Text passage:
[start]
Implementation:Norrrrrrr lyn WAInjectBench AdamW Training Loop

From Leeroopedia
Knowledge Sources
Domains Deep_Learning, Optimization
Last Updated 2026-02-14 16:00 GMT

Overview

Concrete training loop implementation using AdamW, CrossEntropyLoss, GradScaler, and cosine LR scheduling, provided by the WAInjectBench train/llava-ft module.

Description

The training loop in train/llava-ft.py (L284-371) combines several PyTorch components:

  • Optimizer: torch.optim.AdamW with configurable LR (default 2e-5) and weight decay (default 0.0)
  • Loss: nn.CrossEntropyLoss() on [B, 2] logits vs long labels
  • AMP: torch.amp.GradScaler + torch.amp.autocast for bf16/fp16
  • LR Schedule: LambdaLR with linear warmup (default 3% of steps) then cosine decay
  • Gradient Clipping: clip_grad_norm_ with max_norm=1.0
  • NaN Fallback: maybe_fallback_to_fp32 disables AMP and applies LR backoff on NaN/Inf detection

Usage

Executed as the main training loop after model initialization, LoRA injection, and device placement.

Code Reference

Source Location

Signature

# Optimizer setup (L284)
optim = torch.optim.AdamW(model.parameters(), lr=args.lr, weight_decay=args.weight_decay)

# LR scheduler with cosine warmup (L302-308)
def lr_lambda(current_step):
    if current_step < warmup_steps:
        return float(current_step) / float(max(1, warmup_steps))
    progress = float(current_step - warmup_steps) / float(max(1, total_steps - warmup_steps))
    return max(0.0, 0.5 * (1.0 + math.cos(math.pi * progress)))

lr_scheduler = torch.optim.lr_scheduler.LambdaLR(optim, lr_lambda)

# Training loop (L334-373)
[end]
(Item position entries)
[start]
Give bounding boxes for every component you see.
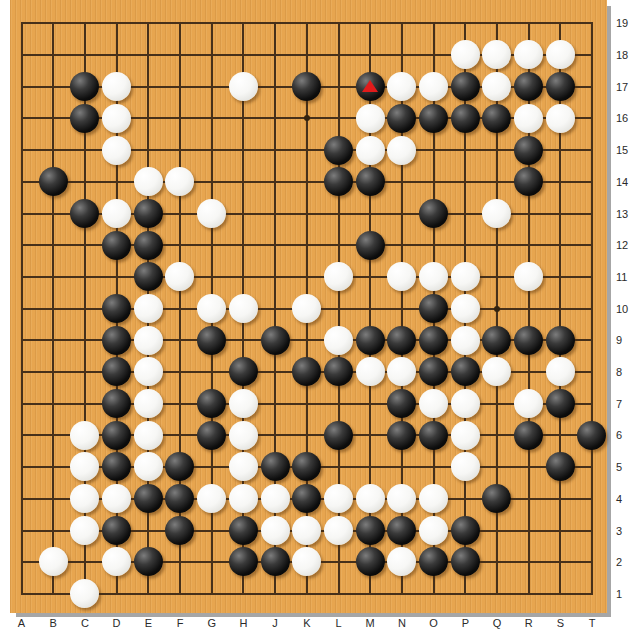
stone-grid[interactable] — [6, 7, 608, 609]
intersection-M17[interactable] — [354, 71, 386, 103]
intersection-J4[interactable] — [259, 483, 291, 515]
intersection-H2[interactable] — [227, 546, 259, 578]
intersection-B7[interactable] — [37, 388, 69, 420]
intersection-L10[interactable] — [323, 293, 355, 325]
intersection-F19[interactable] — [164, 7, 196, 39]
intersection-P13[interactable] — [449, 198, 481, 230]
intersection-G6[interactable] — [196, 419, 228, 451]
white-stone-R18[interactable] — [514, 40, 543, 69]
white-stone-E7[interactable] — [134, 389, 163, 418]
intersection-A15[interactable] — [6, 134, 38, 166]
white-stone-L11[interactable] — [324, 262, 353, 291]
white-stone-D16[interactable] — [102, 104, 131, 133]
intersection-G14[interactable] — [196, 166, 228, 198]
intersection-G10[interactable] — [196, 293, 228, 325]
intersection-L14[interactable] — [323, 166, 355, 198]
intersection-S18[interactable] — [544, 39, 576, 71]
intersection-D19[interactable] — [101, 7, 133, 39]
intersection-L16[interactable] — [323, 103, 355, 135]
intersection-J19[interactable] — [259, 7, 291, 39]
white-stone-D4[interactable] — [102, 484, 131, 513]
intersection-B18[interactable] — [37, 39, 69, 71]
intersection-R7[interactable] — [513, 388, 545, 420]
white-stone-P6[interactable] — [451, 421, 480, 450]
white-stone-H5[interactable] — [229, 452, 258, 481]
intersection-K15[interactable] — [291, 134, 323, 166]
intersection-L8[interactable] — [323, 356, 355, 388]
intersection-T3[interactable] — [576, 514, 608, 546]
intersection-D13[interactable] — [101, 198, 133, 230]
intersection-B4[interactable] — [37, 483, 69, 515]
intersection-J3[interactable] — [259, 514, 291, 546]
intersection-M2[interactable] — [354, 546, 386, 578]
black-stone-P3[interactable] — [451, 516, 480, 545]
intersection-J18[interactable] — [259, 39, 291, 71]
intersection-Q7[interactable] — [481, 388, 513, 420]
white-stone-D15[interactable] — [102, 136, 131, 165]
intersection-G17[interactable] — [196, 71, 228, 103]
black-stone-O16[interactable] — [419, 104, 448, 133]
intersection-K10[interactable] — [291, 293, 323, 325]
white-stone-E9[interactable] — [134, 326, 163, 355]
white-stone-N4[interactable] — [387, 484, 416, 513]
intersection-J17[interactable] — [259, 71, 291, 103]
intersection-S1[interactable] — [544, 578, 576, 610]
intersection-B15[interactable] — [37, 134, 69, 166]
intersection-O17[interactable] — [418, 71, 450, 103]
intersection-K6[interactable] — [291, 419, 323, 451]
intersection-R6[interactable] — [513, 419, 545, 451]
intersection-G15[interactable] — [196, 134, 228, 166]
intersection-T2[interactable] — [576, 546, 608, 578]
intersection-P14[interactable] — [449, 166, 481, 198]
black-stone-F4[interactable] — [165, 484, 194, 513]
intersection-C15[interactable] — [69, 134, 101, 166]
intersection-S15[interactable] — [544, 134, 576, 166]
intersection-S19[interactable] — [544, 7, 576, 39]
black-stone-O10[interactable] — [419, 294, 448, 323]
intersection-E19[interactable] — [132, 7, 164, 39]
go-board[interactable] — [10, 0, 607, 613]
intersection-O19[interactable] — [418, 7, 450, 39]
intersection-O7[interactable] — [418, 388, 450, 420]
intersection-P9[interactable] — [449, 324, 481, 356]
intersection-M9[interactable] — [354, 324, 386, 356]
intersection-E11[interactable] — [132, 261, 164, 293]
intersection-J14[interactable] — [259, 166, 291, 198]
intersection-J2[interactable] — [259, 546, 291, 578]
white-stone-S8[interactable] — [546, 357, 575, 386]
intersection-P4[interactable] — [449, 483, 481, 515]
intersection-G1[interactable] — [196, 578, 228, 610]
intersection-O13[interactable] — [418, 198, 450, 230]
black-stone-M14[interactable] — [356, 167, 385, 196]
intersection-C9[interactable] — [69, 324, 101, 356]
intersection-O12[interactable] — [418, 229, 450, 261]
intersection-D18[interactable] — [101, 39, 133, 71]
intersection-M6[interactable] — [354, 419, 386, 451]
intersection-M14[interactable] — [354, 166, 386, 198]
intersection-M10[interactable] — [354, 293, 386, 325]
intersection-N11[interactable] — [386, 261, 418, 293]
black-stone-K4[interactable] — [292, 484, 321, 513]
intersection-Q9[interactable] — [481, 324, 513, 356]
intersection-R19[interactable] — [513, 7, 545, 39]
black-stone-D6[interactable] — [102, 421, 131, 450]
white-stone-L4[interactable] — [324, 484, 353, 513]
intersection-N7[interactable] — [386, 388, 418, 420]
intersection-G2[interactable] — [196, 546, 228, 578]
intersection-P10[interactable] — [449, 293, 481, 325]
intersection-J16[interactable] — [259, 103, 291, 135]
white-stone-D13[interactable] — [102, 199, 131, 228]
intersection-O5[interactable] — [418, 451, 450, 483]
intersection-G5[interactable] — [196, 451, 228, 483]
intersection-B10[interactable] — [37, 293, 69, 325]
intersection-P18[interactable] — [449, 39, 481, 71]
intersection-H10[interactable] — [227, 293, 259, 325]
black-stone-M2[interactable] — [356, 547, 385, 576]
intersection-M8[interactable] — [354, 356, 386, 388]
intersection-N1[interactable] — [386, 578, 418, 610]
intersection-F13[interactable] — [164, 198, 196, 230]
white-stone-M4[interactable] — [356, 484, 385, 513]
intersection-O6[interactable] — [418, 419, 450, 451]
intersection-F9[interactable] — [164, 324, 196, 356]
intersection-O15[interactable] — [418, 134, 450, 166]
black-stone-E12[interactable] — [134, 231, 163, 260]
intersection-L11[interactable] — [323, 261, 355, 293]
intersection-L7[interactable] — [323, 388, 355, 420]
intersection-N8[interactable] — [386, 356, 418, 388]
intersection-H15[interactable] — [227, 134, 259, 166]
intersection-F15[interactable] — [164, 134, 196, 166]
intersection-D8[interactable] — [101, 356, 133, 388]
intersection-E8[interactable] — [132, 356, 164, 388]
intersection-A1[interactable] — [6, 578, 38, 610]
white-stone-G13[interactable] — [197, 199, 226, 228]
black-stone-J9[interactable] — [261, 326, 290, 355]
intersection-E14[interactable] — [132, 166, 164, 198]
white-stone-C5[interactable] — [70, 452, 99, 481]
intersection-B9[interactable] — [37, 324, 69, 356]
intersection-D5[interactable] — [101, 451, 133, 483]
intersection-B2[interactable] — [37, 546, 69, 578]
white-stone-N2[interactable] — [387, 547, 416, 576]
intersection-Q10[interactable] — [481, 293, 513, 325]
intersection-R11[interactable] — [513, 261, 545, 293]
intersection-E4[interactable] — [132, 483, 164, 515]
intersection-C11[interactable] — [69, 261, 101, 293]
intersection-P6[interactable] — [449, 419, 481, 451]
intersection-Q13[interactable] — [481, 198, 513, 230]
intersection-S5[interactable] — [544, 451, 576, 483]
intersection-A16[interactable] — [6, 103, 38, 135]
black-stone-Q9[interactable] — [482, 326, 511, 355]
intersection-O10[interactable] — [418, 293, 450, 325]
intersection-S4[interactable] — [544, 483, 576, 515]
intersection-K1[interactable] — [291, 578, 323, 610]
white-stone-D17[interactable] — [102, 72, 131, 101]
intersection-F8[interactable] — [164, 356, 196, 388]
black-stone-P16[interactable] — [451, 104, 480, 133]
white-stone-O7[interactable] — [419, 389, 448, 418]
black-stone-N16[interactable] — [387, 104, 416, 133]
white-stone-L3[interactable] — [324, 516, 353, 545]
intersection-Q17[interactable] — [481, 71, 513, 103]
black-stone-M9[interactable] — [356, 326, 385, 355]
intersection-M1[interactable] — [354, 578, 386, 610]
white-stone-P11[interactable] — [451, 262, 480, 291]
intersection-A14[interactable] — [6, 166, 38, 198]
intersection-P3[interactable] — [449, 514, 481, 546]
intersection-G7[interactable] — [196, 388, 228, 420]
intersection-Q18[interactable] — [481, 39, 513, 71]
intersection-C8[interactable] — [69, 356, 101, 388]
black-stone-J5[interactable] — [261, 452, 290, 481]
black-stone-L15[interactable] — [324, 136, 353, 165]
black-stone-B14[interactable] — [39, 167, 68, 196]
intersection-N4[interactable] — [386, 483, 418, 515]
intersection-J1[interactable] — [259, 578, 291, 610]
intersection-M16[interactable] — [354, 103, 386, 135]
intersection-G19[interactable] — [196, 7, 228, 39]
white-stone-O17[interactable] — [419, 72, 448, 101]
black-stone-O8[interactable] — [419, 357, 448, 386]
intersection-A3[interactable] — [6, 514, 38, 546]
white-stone-G4[interactable] — [197, 484, 226, 513]
white-stone-H17[interactable] — [229, 72, 258, 101]
intersection-J12[interactable] — [259, 229, 291, 261]
intersection-J15[interactable] — [259, 134, 291, 166]
black-stone-J2[interactable] — [261, 547, 290, 576]
intersection-G8[interactable] — [196, 356, 228, 388]
intersection-R2[interactable] — [513, 546, 545, 578]
black-stone-S7[interactable] — [546, 389, 575, 418]
intersection-J6[interactable] — [259, 419, 291, 451]
intersection-B16[interactable] — [37, 103, 69, 135]
white-stone-O4[interactable] — [419, 484, 448, 513]
intersection-A8[interactable] — [6, 356, 38, 388]
intersection-F7[interactable] — [164, 388, 196, 420]
intersection-A6[interactable] — [6, 419, 38, 451]
intersection-S9[interactable] — [544, 324, 576, 356]
intersection-E9[interactable] — [132, 324, 164, 356]
intersection-A7[interactable] — [6, 388, 38, 420]
intersection-H9[interactable] — [227, 324, 259, 356]
intersection-T11[interactable] — [576, 261, 608, 293]
intersection-K3[interactable] — [291, 514, 323, 546]
intersection-O18[interactable] — [418, 39, 450, 71]
black-stone-O13[interactable] — [419, 199, 448, 228]
black-stone-D8[interactable] — [102, 357, 131, 386]
white-stone-H7[interactable] — [229, 389, 258, 418]
intersection-L17[interactable] — [323, 71, 355, 103]
intersection-B8[interactable] — [37, 356, 69, 388]
white-stone-P10[interactable] — [451, 294, 480, 323]
intersection-N10[interactable] — [386, 293, 418, 325]
intersection-F12[interactable] — [164, 229, 196, 261]
intersection-T12[interactable] — [576, 229, 608, 261]
black-stone-E2[interactable] — [134, 547, 163, 576]
intersection-C13[interactable] — [69, 198, 101, 230]
intersection-A18[interactable] — [6, 39, 38, 71]
intersection-Q12[interactable] — [481, 229, 513, 261]
intersection-A4[interactable] — [6, 483, 38, 515]
intersection-M18[interactable] — [354, 39, 386, 71]
intersection-F17[interactable] — [164, 71, 196, 103]
black-stone-D5[interactable] — [102, 452, 131, 481]
black-stone-O6[interactable] — [419, 421, 448, 450]
intersection-C7[interactable] — [69, 388, 101, 420]
intersection-M7[interactable] — [354, 388, 386, 420]
intersection-S13[interactable] — [544, 198, 576, 230]
intersection-F18[interactable] — [164, 39, 196, 71]
intersection-H16[interactable] — [227, 103, 259, 135]
intersection-R12[interactable] — [513, 229, 545, 261]
black-stone-G7[interactable] — [197, 389, 226, 418]
intersection-Q1[interactable] — [481, 578, 513, 610]
white-stone-E6[interactable] — [134, 421, 163, 450]
black-stone-L6[interactable] — [324, 421, 353, 450]
intersection-L1[interactable] — [323, 578, 355, 610]
intersection-G4[interactable] — [196, 483, 228, 515]
intersection-H6[interactable] — [227, 419, 259, 451]
intersection-A2[interactable] — [6, 546, 38, 578]
intersection-B5[interactable] — [37, 451, 69, 483]
intersection-Q11[interactable] — [481, 261, 513, 293]
intersection-Q16[interactable] — [481, 103, 513, 135]
intersection-E7[interactable] — [132, 388, 164, 420]
intersection-E2[interactable] — [132, 546, 164, 578]
intersection-M19[interactable] — [354, 7, 386, 39]
intersection-C16[interactable] — [69, 103, 101, 135]
intersection-C19[interactable] — [69, 7, 101, 39]
intersection-O11[interactable] — [418, 261, 450, 293]
white-stone-Q17[interactable] — [482, 72, 511, 101]
intersection-L19[interactable] — [323, 7, 355, 39]
white-stone-K3[interactable] — [292, 516, 321, 545]
intersection-S11[interactable] — [544, 261, 576, 293]
intersection-R4[interactable] — [513, 483, 545, 515]
white-stone-E8[interactable] — [134, 357, 163, 386]
intersection-E17[interactable] — [132, 71, 164, 103]
intersection-M13[interactable] — [354, 198, 386, 230]
white-stone-J3[interactable] — [261, 516, 290, 545]
intersection-R17[interactable] — [513, 71, 545, 103]
white-stone-N15[interactable] — [387, 136, 416, 165]
intersection-S16[interactable] — [544, 103, 576, 135]
intersection-Q14[interactable] — [481, 166, 513, 198]
intersection-T19[interactable] — [576, 7, 608, 39]
intersection-O1[interactable] — [418, 578, 450, 610]
white-stone-F11[interactable] — [165, 262, 194, 291]
intersection-K16[interactable] — [291, 103, 323, 135]
intersection-R5[interactable] — [513, 451, 545, 483]
intersection-F10[interactable] — [164, 293, 196, 325]
intersection-J11[interactable] — [259, 261, 291, 293]
white-stone-N8[interactable] — [387, 357, 416, 386]
white-stone-G10[interactable] — [197, 294, 226, 323]
intersection-D14[interactable] — [101, 166, 133, 198]
intersection-Q8[interactable] — [481, 356, 513, 388]
intersection-N18[interactable] — [386, 39, 418, 71]
white-stone-H6[interactable] — [229, 421, 258, 450]
intersection-C3[interactable] — [69, 514, 101, 546]
intersection-D10[interactable] — [101, 293, 133, 325]
black-stone-D9[interactable] — [102, 326, 131, 355]
white-stone-H4[interactable] — [229, 484, 258, 513]
white-stone-K2[interactable] — [292, 547, 321, 576]
intersection-T8[interactable] — [576, 356, 608, 388]
intersection-P12[interactable] — [449, 229, 481, 261]
intersection-H5[interactable] — [227, 451, 259, 483]
intersection-H3[interactable] — [227, 514, 259, 546]
intersection-G13[interactable] — [196, 198, 228, 230]
intersection-A9[interactable] — [6, 324, 38, 356]
intersection-F4[interactable] — [164, 483, 196, 515]
intersection-K14[interactable] — [291, 166, 323, 198]
intersection-E1[interactable] — [132, 578, 164, 610]
black-stone-T6[interactable] — [577, 421, 606, 450]
white-stone-Q18[interactable] — [482, 40, 511, 69]
intersection-P1[interactable] — [449, 578, 481, 610]
intersection-K18[interactable] — [291, 39, 323, 71]
intersection-C6[interactable] — [69, 419, 101, 451]
intersection-B11[interactable] — [37, 261, 69, 293]
intersection-S14[interactable] — [544, 166, 576, 198]
white-stone-C4[interactable] — [70, 484, 99, 513]
black-stone-H2[interactable] — [229, 547, 258, 576]
intersection-K7[interactable] — [291, 388, 323, 420]
black-stone-C16[interactable] — [70, 104, 99, 133]
intersection-G3[interactable] — [196, 514, 228, 546]
intersection-C10[interactable] — [69, 293, 101, 325]
intersection-H14[interactable] — [227, 166, 259, 198]
intersection-B13[interactable] — [37, 198, 69, 230]
intersection-E5[interactable] — [132, 451, 164, 483]
intersection-J5[interactable] — [259, 451, 291, 483]
intersection-Q3[interactable] — [481, 514, 513, 546]
intersection-E18[interactable] — [132, 39, 164, 71]
intersection-D7[interactable] — [101, 388, 133, 420]
white-stone-K10[interactable] — [292, 294, 321, 323]
intersection-R13[interactable] — [513, 198, 545, 230]
intersection-H4[interactable] — [227, 483, 259, 515]
white-stone-S18[interactable] — [546, 40, 575, 69]
white-stone-M8[interactable] — [356, 357, 385, 386]
intersection-H7[interactable] — [227, 388, 259, 420]
white-stone-M16[interactable] — [356, 104, 385, 133]
black-stone-M3[interactable] — [356, 516, 385, 545]
intersection-L6[interactable] — [323, 419, 355, 451]
black-stone-D10[interactable] — [102, 294, 131, 323]
intersection-N19[interactable] — [386, 7, 418, 39]
intersection-J13[interactable] — [259, 198, 291, 230]
intersection-K13[interactable] — [291, 198, 323, 230]
intersection-L5[interactable] — [323, 451, 355, 483]
black-stone-L8[interactable] — [324, 357, 353, 386]
intersection-M12[interactable] — [354, 229, 386, 261]
black-stone-G9[interactable] — [197, 326, 226, 355]
intersection-S3[interactable] — [544, 514, 576, 546]
white-stone-D2[interactable] — [102, 547, 131, 576]
black-stone-S9[interactable] — [546, 326, 575, 355]
black-stone-E13[interactable] — [134, 199, 163, 228]
intersection-L4[interactable] — [323, 483, 355, 515]
white-stone-S16[interactable] — [546, 104, 575, 133]
black-stone-K8[interactable] — [292, 357, 321, 386]
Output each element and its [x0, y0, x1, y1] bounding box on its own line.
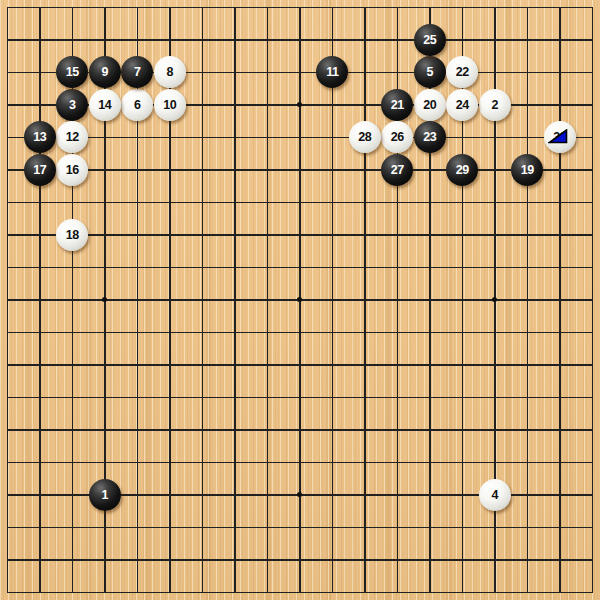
stone-28: 28 — [349, 121, 381, 153]
stone-number: 26 — [391, 131, 404, 144]
stone-number: 3 — [69, 98, 75, 111]
stone-number: 15 — [66, 66, 79, 79]
stone-number: 16 — [66, 163, 79, 176]
stone-number: 24 — [456, 98, 469, 111]
stone-25: 25 — [414, 24, 446, 56]
stone-10: 10 — [154, 89, 186, 121]
stone-9: 9 — [89, 56, 121, 88]
stone-16: 16 — [56, 154, 88, 186]
stone-21: 21 — [381, 89, 413, 121]
stone-4: 4 — [479, 479, 511, 511]
stone-number: 4 — [492, 488, 498, 501]
stone-6: 6 — [121, 89, 153, 121]
stone-number: 14 — [98, 98, 111, 111]
stone-23: 23 — [414, 121, 446, 153]
stone-number: 13 — [33, 131, 46, 144]
stone-15: 15 — [56, 56, 88, 88]
stone-number: 28 — [358, 131, 371, 144]
stone-11: 11 — [316, 56, 348, 88]
stones-layer: 1234567891011121314151617181920212223242… — [0, 0, 600, 600]
stone-20: 20 — [414, 89, 446, 121]
stone-number: 19 — [521, 163, 534, 176]
stone-24: 24 — [446, 89, 478, 121]
stone-17: 17 — [24, 154, 56, 186]
stone-27: 27 — [381, 154, 413, 186]
stone-number: 22 — [456, 66, 469, 79]
stone-number: 2 — [492, 98, 498, 111]
stone-number: 29 — [456, 163, 469, 176]
stone-number: 18 — [66, 228, 79, 241]
stone-number: 10 — [163, 98, 176, 111]
stone-number: 11 — [326, 66, 338, 79]
stone-29: 29 — [446, 154, 478, 186]
stone-19: 19 — [511, 154, 543, 186]
stone-1: 1 — [89, 479, 121, 511]
stone-number: 12 — [66, 131, 79, 144]
stone-number: 9 — [102, 66, 108, 79]
stone-number: 21 — [391, 98, 404, 111]
stone-8: 8 — [154, 56, 186, 88]
stone-26: 26 — [381, 121, 413, 153]
stone-5: 5 — [414, 56, 446, 88]
stone-18: 18 — [56, 219, 88, 251]
stone-number: 7 — [134, 66, 140, 79]
stone-number: 5 — [427, 66, 433, 79]
stone-number: 27 — [391, 163, 404, 176]
stone-7: 7 — [121, 56, 153, 88]
stone-number: 20 — [423, 98, 436, 111]
go-board[interactable]: 1234567891011121314151617181920212223242… — [0, 0, 600, 600]
stone-22: 22 — [446, 56, 478, 88]
stone-number: 6 — [134, 98, 140, 111]
last-move-triangle-icon — [548, 129, 568, 144]
stone-2: 2 — [479, 89, 511, 121]
stone-number: 23 — [423, 131, 436, 144]
stone-12: 12 — [56, 121, 88, 153]
stone-30: 30 — [544, 121, 576, 153]
stone-number: 1 — [102, 488, 108, 501]
stone-number: 25 — [423, 33, 436, 46]
stone-number: 8 — [167, 66, 173, 79]
stone-13: 13 — [24, 121, 56, 153]
stone-3: 3 — [56, 89, 88, 121]
stone-number: 17 — [33, 163, 46, 176]
stone-14: 14 — [89, 89, 121, 121]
[end]
What you need to do: Continue the page on the WAInjectBench AdamW training loop, starting right after its final line, the "# Training loop (L334-373)" comment.

Result for this exercise:
for epoch in range(1, args.epochs + 1):
    model.train()
    for imgs, labels in train_loader:
        labels = labels.to(run_device)
        optim.zero_grad(set_to_none=True)
        with get_autocast_context(state):
            logits = model(imgs, sys_prompt=SYSTEM_PROMPT)
            loss = criterion(logits.to(labels.device), labels)
        # Handle NaN/Inf
        if torch.isnan(loss) or torch.isinf(loss):
            maybe_fallback_to_fp32(model, optim, state, args.lr_backoff)
            continue
        # AMP-aware backward
        if state.use_amp and state.scaler is not None:
            state.scaler.scale(loss).backward()
            state.scaler.unscale_(optim)
            torch.nn.utils.clip_grad_norm_(model.parameters(), args.grad_clip)
            state.scaler.step(optim)
            state.scaler.update()
        else:
            loss.backward()
            torch.nn.utils.clip_grad_norm_(model.parameters(), args.grad_clip)
            optim.step()
        lr_scheduler.step()

Import

import torch
import torch.nn as nn
import math

I/O Contract

Inputs

Name Type Required Description
model nn.Module Yes LoRA-wrapped LlavaYesnoToken model on device
train_loader DataLoader Yes Training data batches of (List[PIL.Image], Tensor[long])
lr float No Learning rate (default 2e-5)
weight_decay float No Weight decay (default 0.0)
grad_clip float No Gradient norm clipping (default 1.0)
epochs int No Number of epochs (default 3)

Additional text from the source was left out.